## Goal of the exercise
Every line of the data below needs to be reproduced exactly.

*** Opening Exercise data ***

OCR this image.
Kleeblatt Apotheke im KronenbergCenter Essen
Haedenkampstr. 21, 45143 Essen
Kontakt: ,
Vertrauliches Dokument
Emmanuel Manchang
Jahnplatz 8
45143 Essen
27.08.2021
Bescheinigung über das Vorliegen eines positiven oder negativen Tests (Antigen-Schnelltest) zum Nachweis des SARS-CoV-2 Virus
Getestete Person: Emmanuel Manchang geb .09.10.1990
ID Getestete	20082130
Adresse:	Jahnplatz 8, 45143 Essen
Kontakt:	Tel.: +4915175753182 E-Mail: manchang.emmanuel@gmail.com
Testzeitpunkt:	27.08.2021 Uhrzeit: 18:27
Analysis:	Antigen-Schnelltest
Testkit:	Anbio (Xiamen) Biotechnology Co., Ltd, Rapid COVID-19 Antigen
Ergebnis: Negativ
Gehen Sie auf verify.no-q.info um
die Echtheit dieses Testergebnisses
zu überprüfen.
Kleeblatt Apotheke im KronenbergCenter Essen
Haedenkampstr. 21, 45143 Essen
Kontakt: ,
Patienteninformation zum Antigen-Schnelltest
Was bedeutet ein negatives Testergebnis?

*** Closing Exercise data ***

## Task result
OCR this image.
Kleeblatt Apotheke im KronenbergCenter Essen
Haedenkampstr. 21, 45143 Essen
Kontakt: ,
Vertrauliches Dokument
Emmanuel Manchang
Jahnplatz 8
45143 Essen
27.08.2021
Bescheinigung über das Vorliegen eines positiven oder negativen Tests (Antigen-Schnelltest) zum Nachweis des SARS-CoV-2 Virus
Getestete Person: Emmanuel Manchang geb .09.10.1990
ID Getestete	20082130
Adresse:	Jahnplatz 8, 45143 Essen
Kontakt:	Tel.: +4915175753182 E-Mail: manchang.emmanuel@gmail.com
Testzeitpunkt:	27.08.2021 Uhrzeit: 18:27
Analysis:	Antigen-Schnelltest
Testkit:	Anbio (Xiamen) Biotechnology Co., Ltd, Rapid COVID-19 Antigen
Ergebnis: Negativ
Gehen Sie auf verify.no-q.info um
die Echtheit dieses Testergebnisses
zu überprüfen.
Kleeblatt Apotheke im KronenbergCenter Essen
Haedenkampstr. 21, 45143 Essen
Kontakt: ,
Patienteninformation zum Antigen-Schnelltest
Was bedeutet ein negatives Testergebnis?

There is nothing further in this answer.